• _Rows_:

[BEGIN]

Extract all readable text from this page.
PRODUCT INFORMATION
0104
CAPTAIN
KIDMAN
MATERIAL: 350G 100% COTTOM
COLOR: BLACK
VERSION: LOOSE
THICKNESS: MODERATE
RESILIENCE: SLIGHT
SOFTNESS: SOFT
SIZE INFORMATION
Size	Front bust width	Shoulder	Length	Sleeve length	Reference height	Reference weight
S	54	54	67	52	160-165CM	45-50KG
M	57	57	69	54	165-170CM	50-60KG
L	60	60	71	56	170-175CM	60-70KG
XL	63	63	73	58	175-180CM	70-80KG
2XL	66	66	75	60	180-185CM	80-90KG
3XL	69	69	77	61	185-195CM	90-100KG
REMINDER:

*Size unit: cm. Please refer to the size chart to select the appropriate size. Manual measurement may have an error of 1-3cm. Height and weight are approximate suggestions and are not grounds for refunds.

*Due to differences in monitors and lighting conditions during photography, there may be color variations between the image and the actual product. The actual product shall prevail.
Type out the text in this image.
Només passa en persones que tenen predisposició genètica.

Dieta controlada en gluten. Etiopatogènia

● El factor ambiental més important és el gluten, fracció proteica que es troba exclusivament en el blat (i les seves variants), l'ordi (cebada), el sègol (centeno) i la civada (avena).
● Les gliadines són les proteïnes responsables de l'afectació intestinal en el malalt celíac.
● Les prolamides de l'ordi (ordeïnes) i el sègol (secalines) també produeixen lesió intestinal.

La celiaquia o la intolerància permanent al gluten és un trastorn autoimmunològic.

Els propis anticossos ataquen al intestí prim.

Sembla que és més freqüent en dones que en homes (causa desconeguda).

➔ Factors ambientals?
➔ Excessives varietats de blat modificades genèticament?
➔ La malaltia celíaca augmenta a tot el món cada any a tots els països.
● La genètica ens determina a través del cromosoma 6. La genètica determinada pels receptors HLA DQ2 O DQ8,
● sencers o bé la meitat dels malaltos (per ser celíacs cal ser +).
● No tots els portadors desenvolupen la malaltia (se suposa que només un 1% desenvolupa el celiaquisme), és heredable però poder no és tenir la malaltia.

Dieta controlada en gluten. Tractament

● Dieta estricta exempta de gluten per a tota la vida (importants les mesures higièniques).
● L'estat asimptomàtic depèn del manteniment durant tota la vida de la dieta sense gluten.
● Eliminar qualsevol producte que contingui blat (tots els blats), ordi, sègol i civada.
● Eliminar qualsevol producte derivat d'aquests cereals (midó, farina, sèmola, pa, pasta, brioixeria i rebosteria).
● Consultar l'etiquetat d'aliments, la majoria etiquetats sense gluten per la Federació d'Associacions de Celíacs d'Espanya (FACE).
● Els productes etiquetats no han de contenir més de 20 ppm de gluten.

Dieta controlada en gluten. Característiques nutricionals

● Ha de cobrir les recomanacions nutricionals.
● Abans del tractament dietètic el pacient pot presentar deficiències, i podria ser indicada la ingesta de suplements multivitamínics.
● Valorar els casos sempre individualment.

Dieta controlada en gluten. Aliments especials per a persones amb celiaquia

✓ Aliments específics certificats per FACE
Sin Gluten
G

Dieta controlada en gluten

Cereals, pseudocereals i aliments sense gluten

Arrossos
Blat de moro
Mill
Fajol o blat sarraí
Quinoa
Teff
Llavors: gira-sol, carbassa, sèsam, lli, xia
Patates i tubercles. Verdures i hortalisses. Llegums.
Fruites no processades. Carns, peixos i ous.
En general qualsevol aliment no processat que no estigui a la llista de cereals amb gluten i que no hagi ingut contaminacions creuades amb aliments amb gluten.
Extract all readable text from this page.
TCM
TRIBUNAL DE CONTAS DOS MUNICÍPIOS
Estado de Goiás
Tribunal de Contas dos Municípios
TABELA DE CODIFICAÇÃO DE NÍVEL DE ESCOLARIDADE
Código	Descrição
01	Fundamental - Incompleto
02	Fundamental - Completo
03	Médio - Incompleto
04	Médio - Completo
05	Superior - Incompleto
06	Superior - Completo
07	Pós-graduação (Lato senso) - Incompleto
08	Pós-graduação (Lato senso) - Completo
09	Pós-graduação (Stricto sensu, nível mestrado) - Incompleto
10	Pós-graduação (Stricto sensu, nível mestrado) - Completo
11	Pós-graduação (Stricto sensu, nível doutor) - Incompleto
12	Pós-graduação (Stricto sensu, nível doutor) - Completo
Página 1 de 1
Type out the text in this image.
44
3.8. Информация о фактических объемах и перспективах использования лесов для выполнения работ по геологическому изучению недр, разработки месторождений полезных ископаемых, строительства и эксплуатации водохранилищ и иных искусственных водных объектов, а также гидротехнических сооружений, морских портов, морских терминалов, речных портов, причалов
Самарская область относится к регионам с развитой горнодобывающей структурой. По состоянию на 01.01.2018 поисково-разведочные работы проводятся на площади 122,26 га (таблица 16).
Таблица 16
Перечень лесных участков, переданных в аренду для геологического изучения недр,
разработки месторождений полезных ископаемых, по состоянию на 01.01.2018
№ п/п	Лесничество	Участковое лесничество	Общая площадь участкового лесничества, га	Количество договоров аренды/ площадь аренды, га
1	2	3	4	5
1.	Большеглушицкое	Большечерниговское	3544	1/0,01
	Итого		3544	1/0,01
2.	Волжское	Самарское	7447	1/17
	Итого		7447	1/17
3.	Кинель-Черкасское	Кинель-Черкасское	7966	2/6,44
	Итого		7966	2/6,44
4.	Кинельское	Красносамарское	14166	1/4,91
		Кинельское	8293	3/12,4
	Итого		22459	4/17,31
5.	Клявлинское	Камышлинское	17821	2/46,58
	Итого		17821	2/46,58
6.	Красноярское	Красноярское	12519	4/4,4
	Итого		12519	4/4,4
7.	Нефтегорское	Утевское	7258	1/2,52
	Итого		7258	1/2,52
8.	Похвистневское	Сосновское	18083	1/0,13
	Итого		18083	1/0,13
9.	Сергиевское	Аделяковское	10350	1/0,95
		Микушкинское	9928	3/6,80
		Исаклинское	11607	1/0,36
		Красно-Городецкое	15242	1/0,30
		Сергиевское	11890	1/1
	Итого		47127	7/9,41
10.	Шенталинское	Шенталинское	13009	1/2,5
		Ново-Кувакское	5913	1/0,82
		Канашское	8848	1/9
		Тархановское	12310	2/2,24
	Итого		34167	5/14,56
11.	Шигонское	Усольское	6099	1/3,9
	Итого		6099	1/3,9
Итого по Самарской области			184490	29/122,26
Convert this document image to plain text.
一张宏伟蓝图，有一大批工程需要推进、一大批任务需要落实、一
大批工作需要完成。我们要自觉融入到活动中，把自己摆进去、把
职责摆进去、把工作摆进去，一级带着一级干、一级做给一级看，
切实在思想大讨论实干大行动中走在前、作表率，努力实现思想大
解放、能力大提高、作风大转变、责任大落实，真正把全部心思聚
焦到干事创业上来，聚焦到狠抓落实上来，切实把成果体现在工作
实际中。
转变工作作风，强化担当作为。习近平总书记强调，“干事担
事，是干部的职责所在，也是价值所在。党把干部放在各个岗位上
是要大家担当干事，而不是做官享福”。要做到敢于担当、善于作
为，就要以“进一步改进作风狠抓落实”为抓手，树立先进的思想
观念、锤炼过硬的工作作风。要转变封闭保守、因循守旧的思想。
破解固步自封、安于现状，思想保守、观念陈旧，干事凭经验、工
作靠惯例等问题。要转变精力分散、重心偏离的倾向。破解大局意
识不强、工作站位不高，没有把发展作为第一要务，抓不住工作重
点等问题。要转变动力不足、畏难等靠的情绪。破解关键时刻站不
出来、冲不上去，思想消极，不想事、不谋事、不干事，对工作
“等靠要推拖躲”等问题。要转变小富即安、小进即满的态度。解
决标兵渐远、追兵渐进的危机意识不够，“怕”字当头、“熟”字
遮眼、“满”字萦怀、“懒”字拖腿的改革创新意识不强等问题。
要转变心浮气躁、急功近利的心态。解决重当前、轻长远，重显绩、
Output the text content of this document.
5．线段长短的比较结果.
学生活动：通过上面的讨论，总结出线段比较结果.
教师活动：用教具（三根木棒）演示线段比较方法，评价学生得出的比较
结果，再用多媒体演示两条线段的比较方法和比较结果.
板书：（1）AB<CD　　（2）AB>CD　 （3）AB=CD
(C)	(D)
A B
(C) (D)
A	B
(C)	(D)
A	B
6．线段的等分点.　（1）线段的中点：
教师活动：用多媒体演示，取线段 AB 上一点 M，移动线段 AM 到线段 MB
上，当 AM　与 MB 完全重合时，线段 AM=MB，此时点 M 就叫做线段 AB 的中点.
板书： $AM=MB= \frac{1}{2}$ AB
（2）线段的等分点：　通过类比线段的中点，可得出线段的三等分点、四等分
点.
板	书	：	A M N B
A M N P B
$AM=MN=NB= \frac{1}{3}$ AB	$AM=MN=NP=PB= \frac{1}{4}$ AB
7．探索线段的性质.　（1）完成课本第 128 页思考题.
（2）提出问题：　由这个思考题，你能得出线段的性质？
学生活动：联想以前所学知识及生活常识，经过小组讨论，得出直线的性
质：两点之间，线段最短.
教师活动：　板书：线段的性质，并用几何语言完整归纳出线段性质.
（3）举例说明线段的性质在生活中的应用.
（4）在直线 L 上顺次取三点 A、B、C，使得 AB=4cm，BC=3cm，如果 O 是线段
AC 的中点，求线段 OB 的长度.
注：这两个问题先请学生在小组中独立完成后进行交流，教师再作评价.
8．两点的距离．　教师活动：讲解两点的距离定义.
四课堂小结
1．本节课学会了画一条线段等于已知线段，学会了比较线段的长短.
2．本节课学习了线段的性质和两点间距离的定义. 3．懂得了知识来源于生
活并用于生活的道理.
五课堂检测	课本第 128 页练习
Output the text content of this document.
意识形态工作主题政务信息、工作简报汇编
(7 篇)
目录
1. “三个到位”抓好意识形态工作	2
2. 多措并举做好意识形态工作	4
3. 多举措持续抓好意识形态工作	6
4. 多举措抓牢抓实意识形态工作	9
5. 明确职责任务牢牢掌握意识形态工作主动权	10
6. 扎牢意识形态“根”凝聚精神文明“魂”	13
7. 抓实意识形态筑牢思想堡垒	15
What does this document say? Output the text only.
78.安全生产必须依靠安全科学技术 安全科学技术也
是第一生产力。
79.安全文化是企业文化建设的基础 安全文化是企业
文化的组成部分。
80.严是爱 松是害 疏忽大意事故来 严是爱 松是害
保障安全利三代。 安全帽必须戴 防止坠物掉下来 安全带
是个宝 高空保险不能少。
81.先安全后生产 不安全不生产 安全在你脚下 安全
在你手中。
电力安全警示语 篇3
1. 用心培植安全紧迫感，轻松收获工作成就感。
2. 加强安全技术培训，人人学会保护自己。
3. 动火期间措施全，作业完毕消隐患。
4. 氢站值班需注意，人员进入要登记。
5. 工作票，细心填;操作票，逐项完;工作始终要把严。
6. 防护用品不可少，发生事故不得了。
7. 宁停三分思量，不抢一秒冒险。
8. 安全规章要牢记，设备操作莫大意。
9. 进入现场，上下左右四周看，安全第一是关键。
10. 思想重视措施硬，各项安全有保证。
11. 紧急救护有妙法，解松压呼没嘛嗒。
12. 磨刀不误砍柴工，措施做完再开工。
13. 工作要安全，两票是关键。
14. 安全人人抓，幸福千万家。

[END]

Determine how many lines of this listing contain "document", and give only the number.

• _Solution to the problem_:
4